Data for this task:
— START —
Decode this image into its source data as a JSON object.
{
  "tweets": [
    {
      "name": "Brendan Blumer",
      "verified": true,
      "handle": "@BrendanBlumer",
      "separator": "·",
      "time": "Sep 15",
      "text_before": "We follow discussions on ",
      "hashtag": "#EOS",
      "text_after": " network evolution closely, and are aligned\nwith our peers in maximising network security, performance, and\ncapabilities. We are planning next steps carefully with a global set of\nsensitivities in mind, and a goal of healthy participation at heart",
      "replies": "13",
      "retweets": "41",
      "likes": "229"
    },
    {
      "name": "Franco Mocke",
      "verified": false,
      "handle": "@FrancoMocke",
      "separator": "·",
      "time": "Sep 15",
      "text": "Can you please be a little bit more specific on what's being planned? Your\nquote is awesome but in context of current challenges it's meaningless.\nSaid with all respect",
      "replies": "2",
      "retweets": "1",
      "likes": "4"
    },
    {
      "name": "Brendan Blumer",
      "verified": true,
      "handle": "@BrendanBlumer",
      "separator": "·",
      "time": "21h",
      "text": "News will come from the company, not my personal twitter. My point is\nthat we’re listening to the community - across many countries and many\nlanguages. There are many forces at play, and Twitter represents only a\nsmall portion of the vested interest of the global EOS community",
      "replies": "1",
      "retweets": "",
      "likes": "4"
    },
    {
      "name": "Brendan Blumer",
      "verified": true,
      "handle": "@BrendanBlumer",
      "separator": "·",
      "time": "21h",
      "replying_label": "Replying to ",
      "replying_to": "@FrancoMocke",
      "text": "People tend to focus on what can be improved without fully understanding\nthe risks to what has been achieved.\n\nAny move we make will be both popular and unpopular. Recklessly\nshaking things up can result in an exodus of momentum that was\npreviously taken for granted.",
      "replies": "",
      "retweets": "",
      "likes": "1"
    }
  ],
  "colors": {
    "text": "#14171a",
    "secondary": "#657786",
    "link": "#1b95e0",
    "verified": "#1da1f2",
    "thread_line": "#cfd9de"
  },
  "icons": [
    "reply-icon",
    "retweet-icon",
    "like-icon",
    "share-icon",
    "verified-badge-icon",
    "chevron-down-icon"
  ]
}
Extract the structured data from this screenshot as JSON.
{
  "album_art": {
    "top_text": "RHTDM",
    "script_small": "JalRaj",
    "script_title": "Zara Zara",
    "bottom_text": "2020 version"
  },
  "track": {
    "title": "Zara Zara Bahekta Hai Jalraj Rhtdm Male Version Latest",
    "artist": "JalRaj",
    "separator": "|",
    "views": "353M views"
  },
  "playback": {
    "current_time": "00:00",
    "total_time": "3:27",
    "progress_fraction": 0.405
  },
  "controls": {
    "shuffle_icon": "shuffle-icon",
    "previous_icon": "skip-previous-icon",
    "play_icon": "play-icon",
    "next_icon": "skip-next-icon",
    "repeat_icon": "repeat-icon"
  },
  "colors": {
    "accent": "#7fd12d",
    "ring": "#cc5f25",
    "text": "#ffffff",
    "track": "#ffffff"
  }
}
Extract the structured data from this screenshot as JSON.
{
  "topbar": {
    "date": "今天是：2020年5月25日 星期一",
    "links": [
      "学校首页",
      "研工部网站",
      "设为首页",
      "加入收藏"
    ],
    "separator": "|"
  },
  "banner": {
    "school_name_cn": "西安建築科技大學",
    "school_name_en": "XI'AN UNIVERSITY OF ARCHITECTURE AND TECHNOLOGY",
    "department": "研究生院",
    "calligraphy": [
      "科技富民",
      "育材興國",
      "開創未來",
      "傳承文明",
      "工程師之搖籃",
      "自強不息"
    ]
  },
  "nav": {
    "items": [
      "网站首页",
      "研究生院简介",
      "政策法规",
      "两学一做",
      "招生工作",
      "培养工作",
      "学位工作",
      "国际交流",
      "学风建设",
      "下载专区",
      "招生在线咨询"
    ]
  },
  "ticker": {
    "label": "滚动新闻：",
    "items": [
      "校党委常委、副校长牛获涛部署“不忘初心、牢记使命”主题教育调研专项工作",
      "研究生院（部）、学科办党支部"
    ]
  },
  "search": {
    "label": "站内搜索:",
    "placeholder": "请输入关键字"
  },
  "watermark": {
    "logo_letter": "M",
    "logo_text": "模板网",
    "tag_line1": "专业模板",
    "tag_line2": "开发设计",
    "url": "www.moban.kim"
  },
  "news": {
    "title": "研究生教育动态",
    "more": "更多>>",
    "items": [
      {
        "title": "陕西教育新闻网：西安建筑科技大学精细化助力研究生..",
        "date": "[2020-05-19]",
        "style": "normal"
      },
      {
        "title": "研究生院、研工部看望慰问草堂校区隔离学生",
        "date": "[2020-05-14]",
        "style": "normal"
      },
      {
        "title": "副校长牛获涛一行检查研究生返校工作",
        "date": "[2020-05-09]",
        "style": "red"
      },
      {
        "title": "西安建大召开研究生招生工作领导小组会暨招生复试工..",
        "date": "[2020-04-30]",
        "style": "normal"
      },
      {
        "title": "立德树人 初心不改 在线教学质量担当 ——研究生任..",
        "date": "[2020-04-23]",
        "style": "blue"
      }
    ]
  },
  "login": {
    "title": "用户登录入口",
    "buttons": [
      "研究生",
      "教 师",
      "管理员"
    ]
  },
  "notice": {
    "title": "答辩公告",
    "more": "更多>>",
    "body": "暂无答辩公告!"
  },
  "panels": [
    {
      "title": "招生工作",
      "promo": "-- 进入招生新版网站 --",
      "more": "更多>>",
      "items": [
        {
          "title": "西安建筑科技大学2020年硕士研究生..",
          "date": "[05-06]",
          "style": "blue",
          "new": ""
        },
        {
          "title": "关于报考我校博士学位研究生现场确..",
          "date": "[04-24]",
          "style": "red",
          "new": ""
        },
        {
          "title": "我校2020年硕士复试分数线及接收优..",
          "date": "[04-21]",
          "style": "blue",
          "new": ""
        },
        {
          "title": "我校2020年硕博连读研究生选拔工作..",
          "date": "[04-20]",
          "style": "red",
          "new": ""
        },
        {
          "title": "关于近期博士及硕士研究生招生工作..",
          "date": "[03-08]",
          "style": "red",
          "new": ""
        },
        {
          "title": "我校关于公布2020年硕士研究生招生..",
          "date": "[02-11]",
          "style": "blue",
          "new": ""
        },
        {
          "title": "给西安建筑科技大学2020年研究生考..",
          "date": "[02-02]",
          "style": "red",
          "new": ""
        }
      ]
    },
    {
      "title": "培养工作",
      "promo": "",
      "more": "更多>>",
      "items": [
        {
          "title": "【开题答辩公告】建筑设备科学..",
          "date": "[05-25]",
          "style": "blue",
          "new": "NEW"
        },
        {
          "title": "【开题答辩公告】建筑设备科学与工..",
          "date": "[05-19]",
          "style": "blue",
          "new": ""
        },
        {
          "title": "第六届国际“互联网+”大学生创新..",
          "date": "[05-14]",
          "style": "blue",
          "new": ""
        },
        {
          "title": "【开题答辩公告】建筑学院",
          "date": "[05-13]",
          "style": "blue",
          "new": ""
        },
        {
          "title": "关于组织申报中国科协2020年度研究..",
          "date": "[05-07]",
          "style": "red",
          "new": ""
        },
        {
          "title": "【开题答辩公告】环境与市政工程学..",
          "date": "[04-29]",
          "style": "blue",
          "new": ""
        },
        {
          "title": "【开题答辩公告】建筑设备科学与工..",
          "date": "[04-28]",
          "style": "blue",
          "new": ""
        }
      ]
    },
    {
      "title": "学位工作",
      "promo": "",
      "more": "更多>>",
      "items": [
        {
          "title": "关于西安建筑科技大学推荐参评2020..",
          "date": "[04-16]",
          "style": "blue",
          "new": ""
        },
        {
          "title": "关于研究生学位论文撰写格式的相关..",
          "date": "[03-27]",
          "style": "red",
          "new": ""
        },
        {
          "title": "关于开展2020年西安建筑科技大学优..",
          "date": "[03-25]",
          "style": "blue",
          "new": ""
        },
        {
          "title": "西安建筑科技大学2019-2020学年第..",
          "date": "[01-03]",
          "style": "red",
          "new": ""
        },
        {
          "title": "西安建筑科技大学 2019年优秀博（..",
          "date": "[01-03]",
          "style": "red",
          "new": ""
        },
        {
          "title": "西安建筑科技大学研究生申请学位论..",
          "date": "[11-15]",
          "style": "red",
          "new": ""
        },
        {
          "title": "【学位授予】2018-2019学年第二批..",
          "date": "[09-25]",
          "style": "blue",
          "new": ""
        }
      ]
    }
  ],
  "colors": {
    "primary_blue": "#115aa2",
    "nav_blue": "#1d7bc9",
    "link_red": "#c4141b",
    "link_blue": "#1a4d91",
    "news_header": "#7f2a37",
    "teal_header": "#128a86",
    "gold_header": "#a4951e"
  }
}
— END —
Aim:
Search the entries for the word "retweets" and copy every line that has it.

Response to the exercise:
      "retweets": "41",
      "retweets": "1",
      "retweets": "",
      "retweets": "",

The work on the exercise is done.